[Information shown start]
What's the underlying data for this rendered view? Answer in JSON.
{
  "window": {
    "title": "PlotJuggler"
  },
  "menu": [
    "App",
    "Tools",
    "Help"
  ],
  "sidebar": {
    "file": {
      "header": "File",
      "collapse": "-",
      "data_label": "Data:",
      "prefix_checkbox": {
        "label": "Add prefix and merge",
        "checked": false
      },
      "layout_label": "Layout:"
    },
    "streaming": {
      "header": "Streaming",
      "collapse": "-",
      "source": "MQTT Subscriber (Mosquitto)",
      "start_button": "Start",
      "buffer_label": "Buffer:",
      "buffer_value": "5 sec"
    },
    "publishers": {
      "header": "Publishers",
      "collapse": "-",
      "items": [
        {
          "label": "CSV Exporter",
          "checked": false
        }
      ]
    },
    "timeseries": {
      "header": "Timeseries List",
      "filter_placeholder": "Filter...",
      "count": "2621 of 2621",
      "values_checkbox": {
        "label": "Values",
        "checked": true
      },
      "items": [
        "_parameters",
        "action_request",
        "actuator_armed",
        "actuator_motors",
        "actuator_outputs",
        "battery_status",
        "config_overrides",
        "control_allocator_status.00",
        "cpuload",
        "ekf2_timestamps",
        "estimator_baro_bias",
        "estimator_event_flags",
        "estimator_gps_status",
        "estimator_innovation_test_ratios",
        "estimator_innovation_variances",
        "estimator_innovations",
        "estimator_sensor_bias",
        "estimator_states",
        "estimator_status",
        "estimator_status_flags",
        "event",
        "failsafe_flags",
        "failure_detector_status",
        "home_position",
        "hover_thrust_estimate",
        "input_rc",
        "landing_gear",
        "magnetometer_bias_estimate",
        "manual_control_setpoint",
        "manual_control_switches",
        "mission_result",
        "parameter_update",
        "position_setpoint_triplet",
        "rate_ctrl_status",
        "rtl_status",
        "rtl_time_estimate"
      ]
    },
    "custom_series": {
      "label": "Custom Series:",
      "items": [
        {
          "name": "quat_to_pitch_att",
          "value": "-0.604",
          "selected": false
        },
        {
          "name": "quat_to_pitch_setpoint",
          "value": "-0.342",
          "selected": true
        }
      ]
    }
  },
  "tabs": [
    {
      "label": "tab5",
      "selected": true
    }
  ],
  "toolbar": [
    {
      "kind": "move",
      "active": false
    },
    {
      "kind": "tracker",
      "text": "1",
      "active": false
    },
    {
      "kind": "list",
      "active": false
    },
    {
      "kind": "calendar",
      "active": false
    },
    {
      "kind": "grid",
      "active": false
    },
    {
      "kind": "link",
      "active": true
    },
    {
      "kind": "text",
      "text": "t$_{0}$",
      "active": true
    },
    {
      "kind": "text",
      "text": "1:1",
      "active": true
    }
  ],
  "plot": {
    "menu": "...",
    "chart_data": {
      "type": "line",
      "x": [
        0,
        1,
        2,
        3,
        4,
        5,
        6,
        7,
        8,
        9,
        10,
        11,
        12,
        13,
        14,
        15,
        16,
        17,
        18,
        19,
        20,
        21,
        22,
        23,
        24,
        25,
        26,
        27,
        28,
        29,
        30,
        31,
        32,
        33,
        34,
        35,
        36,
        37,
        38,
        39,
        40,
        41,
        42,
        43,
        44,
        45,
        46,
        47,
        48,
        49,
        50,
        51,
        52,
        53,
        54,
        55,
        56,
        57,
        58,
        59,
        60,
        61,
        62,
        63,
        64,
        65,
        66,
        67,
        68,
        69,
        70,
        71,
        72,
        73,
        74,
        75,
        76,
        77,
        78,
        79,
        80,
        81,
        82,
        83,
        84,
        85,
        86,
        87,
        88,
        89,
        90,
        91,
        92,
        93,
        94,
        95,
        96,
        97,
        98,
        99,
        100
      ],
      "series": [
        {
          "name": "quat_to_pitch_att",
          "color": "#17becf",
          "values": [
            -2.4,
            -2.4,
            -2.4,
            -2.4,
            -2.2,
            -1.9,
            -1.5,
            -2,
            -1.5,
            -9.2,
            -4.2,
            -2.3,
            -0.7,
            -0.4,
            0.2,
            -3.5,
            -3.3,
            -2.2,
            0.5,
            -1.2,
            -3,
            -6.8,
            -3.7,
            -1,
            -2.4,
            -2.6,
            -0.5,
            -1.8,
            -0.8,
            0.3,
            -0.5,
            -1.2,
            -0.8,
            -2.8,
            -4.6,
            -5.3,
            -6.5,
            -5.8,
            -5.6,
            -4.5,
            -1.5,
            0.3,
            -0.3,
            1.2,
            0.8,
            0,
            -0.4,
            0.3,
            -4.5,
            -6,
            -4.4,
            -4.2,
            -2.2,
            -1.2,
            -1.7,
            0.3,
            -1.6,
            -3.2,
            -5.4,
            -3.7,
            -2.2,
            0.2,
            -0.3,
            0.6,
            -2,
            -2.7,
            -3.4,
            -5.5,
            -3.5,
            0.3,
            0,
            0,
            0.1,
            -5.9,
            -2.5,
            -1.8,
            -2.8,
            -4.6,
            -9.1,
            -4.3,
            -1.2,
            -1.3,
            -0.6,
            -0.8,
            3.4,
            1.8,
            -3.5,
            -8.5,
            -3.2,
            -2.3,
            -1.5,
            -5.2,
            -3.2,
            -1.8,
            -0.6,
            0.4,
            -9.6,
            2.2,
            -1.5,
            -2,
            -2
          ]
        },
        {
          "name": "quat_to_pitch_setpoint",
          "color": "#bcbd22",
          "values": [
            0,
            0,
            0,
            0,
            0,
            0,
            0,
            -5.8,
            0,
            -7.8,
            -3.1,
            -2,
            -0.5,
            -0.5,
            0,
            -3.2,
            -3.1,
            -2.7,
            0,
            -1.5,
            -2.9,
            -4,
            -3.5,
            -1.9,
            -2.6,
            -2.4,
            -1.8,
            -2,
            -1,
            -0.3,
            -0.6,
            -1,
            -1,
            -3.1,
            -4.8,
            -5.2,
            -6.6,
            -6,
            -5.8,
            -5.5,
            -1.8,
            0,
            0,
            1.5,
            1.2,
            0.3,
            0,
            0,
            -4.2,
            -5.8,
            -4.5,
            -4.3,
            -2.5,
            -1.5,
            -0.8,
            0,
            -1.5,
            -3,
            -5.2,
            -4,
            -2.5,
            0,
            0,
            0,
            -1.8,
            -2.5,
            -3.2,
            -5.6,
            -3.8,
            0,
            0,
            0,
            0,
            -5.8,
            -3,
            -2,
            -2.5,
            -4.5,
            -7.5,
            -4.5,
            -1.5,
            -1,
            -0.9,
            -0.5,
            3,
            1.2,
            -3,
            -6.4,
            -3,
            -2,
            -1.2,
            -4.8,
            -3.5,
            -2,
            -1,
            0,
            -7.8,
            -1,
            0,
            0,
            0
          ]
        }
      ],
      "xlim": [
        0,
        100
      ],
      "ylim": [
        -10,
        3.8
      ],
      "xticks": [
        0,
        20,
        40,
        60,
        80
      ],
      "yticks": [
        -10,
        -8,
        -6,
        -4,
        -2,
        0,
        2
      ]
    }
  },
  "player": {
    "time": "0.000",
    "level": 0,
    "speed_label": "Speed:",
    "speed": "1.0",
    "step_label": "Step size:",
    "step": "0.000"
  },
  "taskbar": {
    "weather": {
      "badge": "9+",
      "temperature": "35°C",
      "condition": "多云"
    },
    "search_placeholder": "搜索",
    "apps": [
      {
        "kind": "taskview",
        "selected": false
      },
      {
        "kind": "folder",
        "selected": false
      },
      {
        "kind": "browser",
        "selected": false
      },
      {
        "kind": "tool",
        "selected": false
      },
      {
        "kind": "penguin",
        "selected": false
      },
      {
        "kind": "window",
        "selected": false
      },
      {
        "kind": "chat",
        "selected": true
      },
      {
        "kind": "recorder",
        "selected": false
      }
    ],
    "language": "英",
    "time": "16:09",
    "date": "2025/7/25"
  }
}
[Information shown end]
(Stated goal): Show the lines that mention the word "text".

(The output):
      "text": "1",
      "kind": "text",
      "text": "t$_{0}$",
      "kind": "text",
      "text": "1:1",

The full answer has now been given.